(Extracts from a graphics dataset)
**********

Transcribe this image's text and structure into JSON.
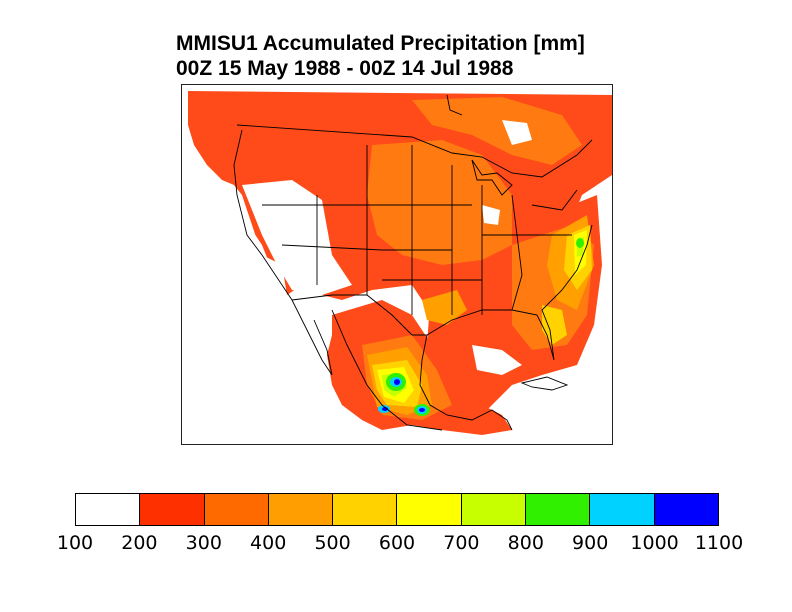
{
  "title": {
    "line1": "MMISU1 Accumulated Precipitation [mm]",
    "line2": "00Z 15 May 1988 - 00Z 14 Jul 1988"
  },
  "colorbar": {
    "segment_colors": [
      "#ffffff",
      "#ff3000",
      "#ff6a00",
      "#ff9e00",
      "#ffd200",
      "#ffff00",
      "#c8ff00",
      "#30f000",
      "#00d2ff",
      "#0000ff"
    ],
    "tick_labels": [
      "100",
      "200",
      "300",
      "400",
      "500",
      "600",
      "700",
      "800",
      "900",
      "1000",
      "1100"
    ]
  },
  "map": {
    "fill_colors": {
      "red": "#ff4a1a",
      "orange": "#ff7a10",
      "amber": "#ffa000",
      "gold": "#ffd200",
      "yellow": "#ffff00",
      "lime": "#c8ff00",
      "green": "#30f000",
      "cyan": "#00d2ff",
      "blue": "#0000ff"
    }
  }
}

**********

**Required work:** Reproduce the records above exactly, leaving out every picture they contain.

**Written response:**
Transcribe this image's text and structure into JSON.
{
  "title": {
    "line1": "MMISU1 Accumulated Precipitation [mm]",
    "line2": "00Z 15 May 1988 - 00Z 14 Jul 1988"
  },
  "colorbar": {
    "segment_colors": [
      "#ffffff",
      "#ff3000",
      "#ff6a00",
      "#ff9e00",
      "#ffd200",
      "#ffff00",
      "#c8ff00",
      "#30f000",
      "#00d2ff",
      "#0000ff"
    ],
    "tick_labels": [
      "100",
      "200",
      "300",
      "400",
      "500",
      "600",
      "700",
      "800",
      "900",
      "1000",
      "1100"
    ]
  },
  "map": {
    "fill_colors": {
      "red": "#ff4a1a",
      "orange": "#ff7a10",
      "amber": "#ffa000",
      "gold": "#ffd200",
      "yellow": "#ffff00",
      "lime": "#c8ff00",
      "green": "#30f000",
      "cyan": "#00d2ff",
      "blue": "#0000ff"
    }
  }
}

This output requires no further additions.